[Stored data]
## Begin

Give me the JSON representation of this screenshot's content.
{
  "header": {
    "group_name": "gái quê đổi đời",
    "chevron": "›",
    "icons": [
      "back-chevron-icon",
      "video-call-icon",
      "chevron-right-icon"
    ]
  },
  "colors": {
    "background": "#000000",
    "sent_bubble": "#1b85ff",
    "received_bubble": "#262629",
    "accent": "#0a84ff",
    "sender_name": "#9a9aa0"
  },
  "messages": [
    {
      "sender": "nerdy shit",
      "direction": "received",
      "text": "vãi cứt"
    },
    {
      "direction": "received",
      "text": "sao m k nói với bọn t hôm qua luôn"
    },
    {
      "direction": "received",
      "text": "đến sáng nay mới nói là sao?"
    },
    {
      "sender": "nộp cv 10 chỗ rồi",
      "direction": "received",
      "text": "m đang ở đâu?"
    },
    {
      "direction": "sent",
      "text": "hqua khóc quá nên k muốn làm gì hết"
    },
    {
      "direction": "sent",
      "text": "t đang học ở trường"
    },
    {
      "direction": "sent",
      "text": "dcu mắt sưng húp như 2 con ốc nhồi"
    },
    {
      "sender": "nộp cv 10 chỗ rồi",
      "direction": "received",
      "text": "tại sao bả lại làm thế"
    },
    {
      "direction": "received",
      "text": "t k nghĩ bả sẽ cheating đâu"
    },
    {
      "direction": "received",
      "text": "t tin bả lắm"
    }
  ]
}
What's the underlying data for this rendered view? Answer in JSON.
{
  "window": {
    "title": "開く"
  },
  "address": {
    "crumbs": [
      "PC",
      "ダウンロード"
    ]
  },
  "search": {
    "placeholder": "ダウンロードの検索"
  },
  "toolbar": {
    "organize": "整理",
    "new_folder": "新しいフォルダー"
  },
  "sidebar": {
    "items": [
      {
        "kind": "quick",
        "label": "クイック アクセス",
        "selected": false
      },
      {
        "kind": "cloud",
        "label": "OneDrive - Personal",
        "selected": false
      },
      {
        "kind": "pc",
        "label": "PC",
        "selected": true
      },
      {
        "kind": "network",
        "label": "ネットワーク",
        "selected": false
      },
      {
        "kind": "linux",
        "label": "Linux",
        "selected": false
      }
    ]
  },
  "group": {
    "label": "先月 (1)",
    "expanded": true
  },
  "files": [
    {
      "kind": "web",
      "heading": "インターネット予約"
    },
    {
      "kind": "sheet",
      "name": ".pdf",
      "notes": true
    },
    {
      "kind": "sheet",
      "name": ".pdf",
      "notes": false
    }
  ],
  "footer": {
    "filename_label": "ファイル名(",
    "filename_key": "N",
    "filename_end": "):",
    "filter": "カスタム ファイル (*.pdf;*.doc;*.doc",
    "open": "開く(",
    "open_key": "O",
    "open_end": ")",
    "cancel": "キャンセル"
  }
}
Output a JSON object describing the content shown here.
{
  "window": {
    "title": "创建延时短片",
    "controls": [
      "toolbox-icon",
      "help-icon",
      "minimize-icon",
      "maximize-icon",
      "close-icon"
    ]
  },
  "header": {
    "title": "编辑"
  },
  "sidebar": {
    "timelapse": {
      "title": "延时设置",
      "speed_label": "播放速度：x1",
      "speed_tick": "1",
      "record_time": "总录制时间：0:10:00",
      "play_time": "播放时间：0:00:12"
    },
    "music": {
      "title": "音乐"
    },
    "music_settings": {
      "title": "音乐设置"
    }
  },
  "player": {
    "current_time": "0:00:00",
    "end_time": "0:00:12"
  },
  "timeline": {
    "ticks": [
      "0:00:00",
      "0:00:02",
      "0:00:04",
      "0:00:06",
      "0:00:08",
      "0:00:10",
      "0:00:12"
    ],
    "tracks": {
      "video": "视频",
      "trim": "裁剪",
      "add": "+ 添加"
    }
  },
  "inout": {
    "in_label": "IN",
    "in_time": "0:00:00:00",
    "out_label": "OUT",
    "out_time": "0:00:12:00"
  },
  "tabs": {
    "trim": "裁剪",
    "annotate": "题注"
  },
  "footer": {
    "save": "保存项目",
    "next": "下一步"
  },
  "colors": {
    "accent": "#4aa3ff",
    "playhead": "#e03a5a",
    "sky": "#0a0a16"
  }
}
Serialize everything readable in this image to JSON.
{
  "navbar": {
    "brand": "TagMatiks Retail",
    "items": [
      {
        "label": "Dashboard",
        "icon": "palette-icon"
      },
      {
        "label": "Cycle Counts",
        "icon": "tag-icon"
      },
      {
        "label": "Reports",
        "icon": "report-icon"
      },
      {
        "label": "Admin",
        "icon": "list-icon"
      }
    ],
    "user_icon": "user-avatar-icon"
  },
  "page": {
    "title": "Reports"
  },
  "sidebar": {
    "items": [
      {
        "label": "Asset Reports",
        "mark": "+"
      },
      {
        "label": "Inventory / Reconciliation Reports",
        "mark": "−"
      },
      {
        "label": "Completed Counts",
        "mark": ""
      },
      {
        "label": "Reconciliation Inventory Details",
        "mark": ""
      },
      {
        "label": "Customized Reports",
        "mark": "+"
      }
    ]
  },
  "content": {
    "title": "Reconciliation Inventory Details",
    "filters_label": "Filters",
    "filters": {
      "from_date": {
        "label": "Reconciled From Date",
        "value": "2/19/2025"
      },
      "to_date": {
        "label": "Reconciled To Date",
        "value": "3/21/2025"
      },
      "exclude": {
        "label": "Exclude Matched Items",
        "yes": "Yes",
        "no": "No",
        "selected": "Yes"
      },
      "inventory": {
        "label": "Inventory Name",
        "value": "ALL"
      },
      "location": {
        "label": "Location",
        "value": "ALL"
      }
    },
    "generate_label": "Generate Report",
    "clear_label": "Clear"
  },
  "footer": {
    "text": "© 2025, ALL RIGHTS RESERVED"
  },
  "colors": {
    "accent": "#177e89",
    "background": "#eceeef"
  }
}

## End

* [DIRECTIONS FOR THIS TASK]:
Each line from the one containing "Serialize everything readable" through the end of the entries, both included, is to be returned exactly, with no other lines.

* [EXERCISE ANSWER]:
Serialize everything readable in this image to JSON.
{
  "navbar": {
    "brand": "TagMatiks Retail",
    "items": [
      {
        "label": "Dashboard",
        "icon": "palette-icon"
      },
      {
        "label": "Cycle Counts",
        "icon": "tag-icon"
      },
      {
        "label": "Reports",
        "icon": "report-icon"
      },
      {
        "label": "Admin",
        "icon": "list-icon"
      }
    ],
    "user_icon": "user-avatar-icon"
  },
  "page": {
    "title": "Reports"
  },
  "sidebar": {
    "items": [
      {
        "label": "Asset Reports",
        "mark": "+"
      },
      {
        "label": "Inventory / Reconciliation Reports",
        "mark": "−"
      },
      {
        "label": "Completed Counts",
        "mark": ""
      },
      {
        "label": "Reconciliation Inventory Details",
        "mark": ""
      },
      {
        "label": "Customized Reports",
        "mark": "+"
      }
    ]
  },
  "content": {
    "title": "Reconciliation Inventory Details",
    "filters_label": "Filters",
    "filters": {
      "from_date": {
        "label": "Reconciled From Date",
        "value": "2/19/2025"
      },
      "to_date": {
        "label": "Reconciled To Date",
        "value": "3/21/2025"
      },
      "exclude": {
        "label": "Exclude Matched Items",
        "yes": "Yes",
        "no": "No",
        "selected": "Yes"
      },
      "inventory": {
        "label": "Inventory Name",
        "value": "ALL"
      },
      "location": {
        "label": "Location",
        "value": "ALL"
      }
    },
    "generate_label": "Generate Report",
    "clear_label": "Clear"
  },
  "footer": {
    "text": "© 2025, ALL RIGHTS RESERVED"
  },
  "colors": {
    "accent": "#177e89",
    "background": "#eceeef"
  }
}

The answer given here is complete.